## PROBLEM
Using the material below, work out how many lines contain the word "acuerdo". Reply with the number and nothing more.

[Records contained in a dataset]
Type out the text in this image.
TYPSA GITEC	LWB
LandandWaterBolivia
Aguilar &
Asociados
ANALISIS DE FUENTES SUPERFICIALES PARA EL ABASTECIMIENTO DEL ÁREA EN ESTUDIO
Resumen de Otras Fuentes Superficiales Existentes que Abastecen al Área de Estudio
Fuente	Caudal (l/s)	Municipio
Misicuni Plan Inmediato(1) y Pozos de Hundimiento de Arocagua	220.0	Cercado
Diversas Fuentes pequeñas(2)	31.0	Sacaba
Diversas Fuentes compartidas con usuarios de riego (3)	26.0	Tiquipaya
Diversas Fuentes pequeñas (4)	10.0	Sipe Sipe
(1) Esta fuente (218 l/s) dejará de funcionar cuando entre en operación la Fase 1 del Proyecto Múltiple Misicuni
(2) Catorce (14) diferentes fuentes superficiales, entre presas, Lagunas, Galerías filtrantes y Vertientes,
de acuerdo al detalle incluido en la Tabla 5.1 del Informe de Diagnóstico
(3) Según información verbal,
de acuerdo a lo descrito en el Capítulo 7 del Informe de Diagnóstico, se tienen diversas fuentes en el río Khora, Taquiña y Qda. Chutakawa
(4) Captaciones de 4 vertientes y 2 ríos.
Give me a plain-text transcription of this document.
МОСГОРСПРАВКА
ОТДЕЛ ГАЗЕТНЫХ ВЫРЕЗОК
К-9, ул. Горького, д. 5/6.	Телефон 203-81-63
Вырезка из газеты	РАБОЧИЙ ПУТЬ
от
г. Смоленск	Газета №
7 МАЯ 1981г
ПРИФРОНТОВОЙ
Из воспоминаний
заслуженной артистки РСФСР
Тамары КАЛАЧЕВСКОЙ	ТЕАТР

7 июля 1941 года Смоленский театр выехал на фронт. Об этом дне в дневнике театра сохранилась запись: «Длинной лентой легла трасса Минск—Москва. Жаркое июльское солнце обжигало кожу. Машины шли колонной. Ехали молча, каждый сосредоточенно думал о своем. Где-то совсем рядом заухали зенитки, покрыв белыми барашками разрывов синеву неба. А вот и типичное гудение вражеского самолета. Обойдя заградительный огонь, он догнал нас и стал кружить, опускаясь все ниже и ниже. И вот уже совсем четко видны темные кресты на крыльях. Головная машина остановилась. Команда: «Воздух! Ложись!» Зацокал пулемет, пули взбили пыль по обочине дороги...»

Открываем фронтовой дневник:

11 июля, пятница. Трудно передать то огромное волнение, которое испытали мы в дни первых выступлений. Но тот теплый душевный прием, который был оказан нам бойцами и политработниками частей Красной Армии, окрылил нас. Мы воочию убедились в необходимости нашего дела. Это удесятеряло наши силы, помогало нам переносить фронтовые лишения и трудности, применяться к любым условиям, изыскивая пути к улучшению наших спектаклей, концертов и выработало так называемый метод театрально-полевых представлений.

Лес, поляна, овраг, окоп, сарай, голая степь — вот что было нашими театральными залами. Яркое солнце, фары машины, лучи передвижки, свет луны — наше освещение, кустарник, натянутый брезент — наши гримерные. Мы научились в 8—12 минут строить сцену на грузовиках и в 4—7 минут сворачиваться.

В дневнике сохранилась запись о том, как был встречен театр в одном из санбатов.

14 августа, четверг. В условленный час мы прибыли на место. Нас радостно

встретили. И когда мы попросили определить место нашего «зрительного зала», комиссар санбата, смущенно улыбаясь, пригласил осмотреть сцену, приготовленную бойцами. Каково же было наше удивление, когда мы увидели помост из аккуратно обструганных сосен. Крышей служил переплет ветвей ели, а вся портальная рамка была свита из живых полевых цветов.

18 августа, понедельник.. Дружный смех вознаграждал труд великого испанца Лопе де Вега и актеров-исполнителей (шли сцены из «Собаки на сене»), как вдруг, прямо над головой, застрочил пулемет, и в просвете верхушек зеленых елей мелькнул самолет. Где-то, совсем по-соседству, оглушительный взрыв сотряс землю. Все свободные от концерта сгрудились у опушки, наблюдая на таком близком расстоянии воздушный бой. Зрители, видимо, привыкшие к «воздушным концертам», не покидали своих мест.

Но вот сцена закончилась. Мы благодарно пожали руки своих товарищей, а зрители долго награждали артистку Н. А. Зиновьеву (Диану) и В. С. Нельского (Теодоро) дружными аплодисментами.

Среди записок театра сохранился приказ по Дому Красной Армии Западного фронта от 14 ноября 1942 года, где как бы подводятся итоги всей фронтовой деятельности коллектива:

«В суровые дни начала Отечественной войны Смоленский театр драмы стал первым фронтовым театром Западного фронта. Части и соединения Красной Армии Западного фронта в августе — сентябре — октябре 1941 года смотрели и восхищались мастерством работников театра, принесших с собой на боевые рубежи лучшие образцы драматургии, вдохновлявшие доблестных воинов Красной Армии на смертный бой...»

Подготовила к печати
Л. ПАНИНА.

## FULL RESPONSE
2